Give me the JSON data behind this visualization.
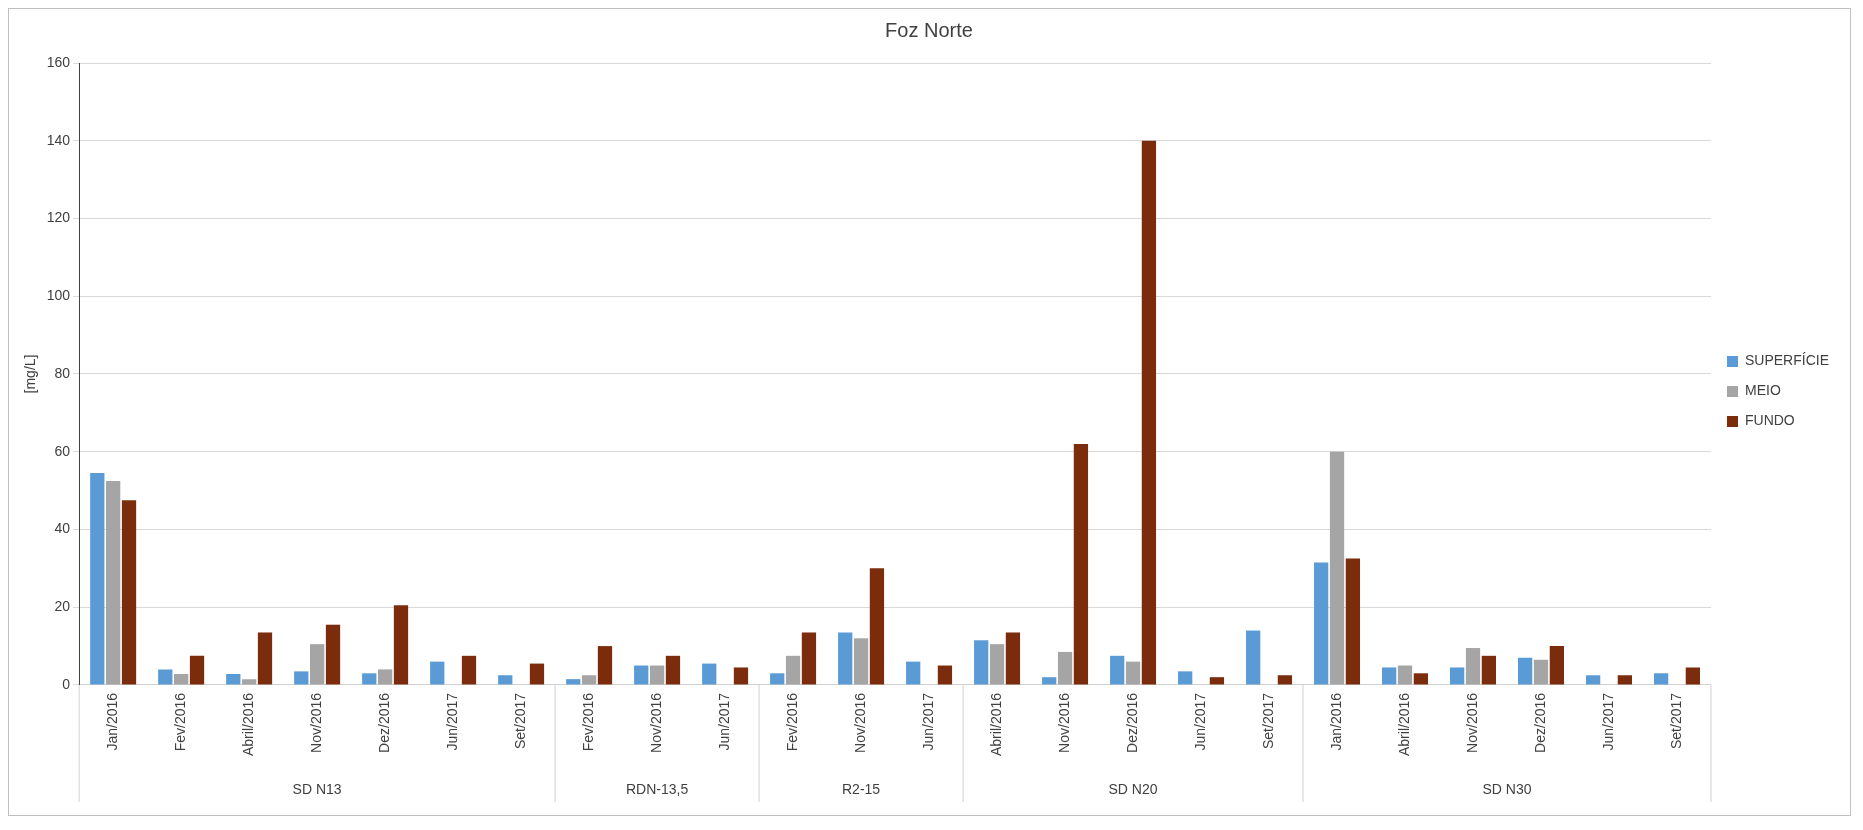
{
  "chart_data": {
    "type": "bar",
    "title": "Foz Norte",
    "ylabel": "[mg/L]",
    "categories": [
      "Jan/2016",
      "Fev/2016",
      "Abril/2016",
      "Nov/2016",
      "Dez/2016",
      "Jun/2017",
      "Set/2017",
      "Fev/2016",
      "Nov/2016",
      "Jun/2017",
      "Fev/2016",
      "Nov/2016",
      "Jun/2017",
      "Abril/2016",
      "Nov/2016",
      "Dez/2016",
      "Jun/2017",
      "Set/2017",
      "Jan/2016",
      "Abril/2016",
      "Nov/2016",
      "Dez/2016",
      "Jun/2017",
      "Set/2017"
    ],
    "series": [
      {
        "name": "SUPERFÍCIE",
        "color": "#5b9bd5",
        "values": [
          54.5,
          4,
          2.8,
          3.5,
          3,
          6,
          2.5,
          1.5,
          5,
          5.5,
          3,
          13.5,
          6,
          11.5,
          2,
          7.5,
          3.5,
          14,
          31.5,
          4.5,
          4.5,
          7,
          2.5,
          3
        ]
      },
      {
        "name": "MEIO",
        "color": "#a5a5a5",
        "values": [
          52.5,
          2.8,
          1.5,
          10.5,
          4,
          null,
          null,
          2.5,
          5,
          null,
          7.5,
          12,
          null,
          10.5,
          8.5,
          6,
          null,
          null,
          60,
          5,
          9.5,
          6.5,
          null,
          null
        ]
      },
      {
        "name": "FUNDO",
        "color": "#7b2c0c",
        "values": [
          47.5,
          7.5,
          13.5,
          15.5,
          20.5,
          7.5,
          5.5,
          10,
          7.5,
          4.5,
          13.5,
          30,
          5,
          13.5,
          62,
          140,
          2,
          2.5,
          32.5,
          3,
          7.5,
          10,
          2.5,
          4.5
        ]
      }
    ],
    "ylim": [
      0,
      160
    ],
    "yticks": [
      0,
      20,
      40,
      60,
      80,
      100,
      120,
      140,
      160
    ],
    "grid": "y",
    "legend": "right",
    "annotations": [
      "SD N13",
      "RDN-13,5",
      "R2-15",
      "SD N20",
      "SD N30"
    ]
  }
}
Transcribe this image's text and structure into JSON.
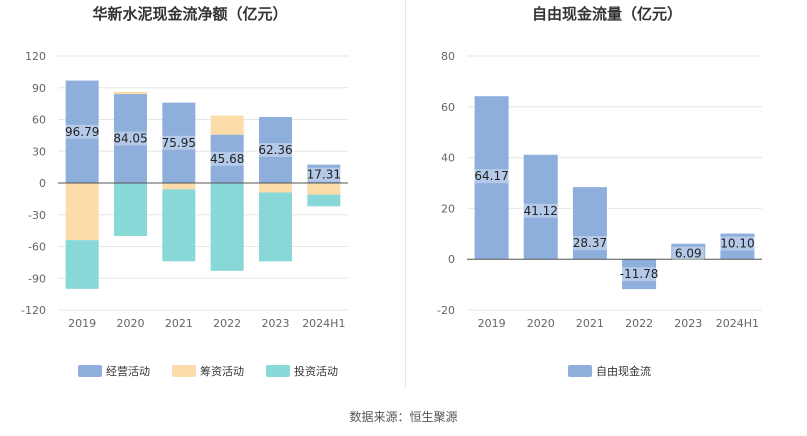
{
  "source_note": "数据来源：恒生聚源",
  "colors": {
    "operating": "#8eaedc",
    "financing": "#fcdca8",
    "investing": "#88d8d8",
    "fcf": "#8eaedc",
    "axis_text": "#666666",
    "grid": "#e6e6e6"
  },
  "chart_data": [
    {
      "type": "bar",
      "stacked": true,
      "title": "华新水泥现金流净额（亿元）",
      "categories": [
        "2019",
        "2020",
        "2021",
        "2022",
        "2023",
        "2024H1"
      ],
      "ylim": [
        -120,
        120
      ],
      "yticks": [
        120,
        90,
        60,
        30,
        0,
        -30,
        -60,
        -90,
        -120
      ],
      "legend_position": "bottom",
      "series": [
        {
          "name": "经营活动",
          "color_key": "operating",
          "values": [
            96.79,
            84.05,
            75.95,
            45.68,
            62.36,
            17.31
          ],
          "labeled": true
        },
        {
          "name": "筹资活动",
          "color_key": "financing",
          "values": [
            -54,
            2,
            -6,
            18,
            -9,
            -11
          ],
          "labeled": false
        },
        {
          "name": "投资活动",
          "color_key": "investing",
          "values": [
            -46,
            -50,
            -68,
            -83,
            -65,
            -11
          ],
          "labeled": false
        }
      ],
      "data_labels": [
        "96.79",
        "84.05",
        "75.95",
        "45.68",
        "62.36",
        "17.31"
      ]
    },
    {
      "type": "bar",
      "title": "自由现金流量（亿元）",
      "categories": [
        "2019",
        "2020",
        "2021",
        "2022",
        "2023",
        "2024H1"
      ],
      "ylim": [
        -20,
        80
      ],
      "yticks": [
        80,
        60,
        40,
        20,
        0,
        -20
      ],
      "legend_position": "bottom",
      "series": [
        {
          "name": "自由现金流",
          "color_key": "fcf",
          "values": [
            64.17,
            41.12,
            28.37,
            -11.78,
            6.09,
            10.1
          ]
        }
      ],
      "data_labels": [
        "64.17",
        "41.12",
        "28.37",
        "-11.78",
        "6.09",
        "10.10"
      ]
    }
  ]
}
* * *
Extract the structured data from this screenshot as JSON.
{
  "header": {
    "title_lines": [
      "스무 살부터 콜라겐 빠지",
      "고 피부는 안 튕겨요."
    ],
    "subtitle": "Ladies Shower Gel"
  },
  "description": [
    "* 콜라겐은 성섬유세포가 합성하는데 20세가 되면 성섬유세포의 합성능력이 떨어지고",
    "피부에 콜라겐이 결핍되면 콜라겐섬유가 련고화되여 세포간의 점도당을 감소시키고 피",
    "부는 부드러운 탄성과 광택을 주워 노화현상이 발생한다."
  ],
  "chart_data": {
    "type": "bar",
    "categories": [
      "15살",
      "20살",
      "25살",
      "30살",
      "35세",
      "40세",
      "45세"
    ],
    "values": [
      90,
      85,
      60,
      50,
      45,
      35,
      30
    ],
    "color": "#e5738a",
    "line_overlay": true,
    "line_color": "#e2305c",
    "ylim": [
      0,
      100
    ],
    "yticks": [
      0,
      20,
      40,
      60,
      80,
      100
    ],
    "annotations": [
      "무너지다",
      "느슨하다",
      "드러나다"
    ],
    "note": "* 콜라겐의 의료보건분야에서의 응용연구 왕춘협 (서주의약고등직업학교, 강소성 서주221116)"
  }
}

WHAT IS REQUIRED:
Show all lines in the entries above where the word "this" appears.

THE COMPLETED TASK:
Give me the JSON data behind this visualization.
Transcribe this image's text and structure into JSON.
Extract the structured data from this screenshot as JSON.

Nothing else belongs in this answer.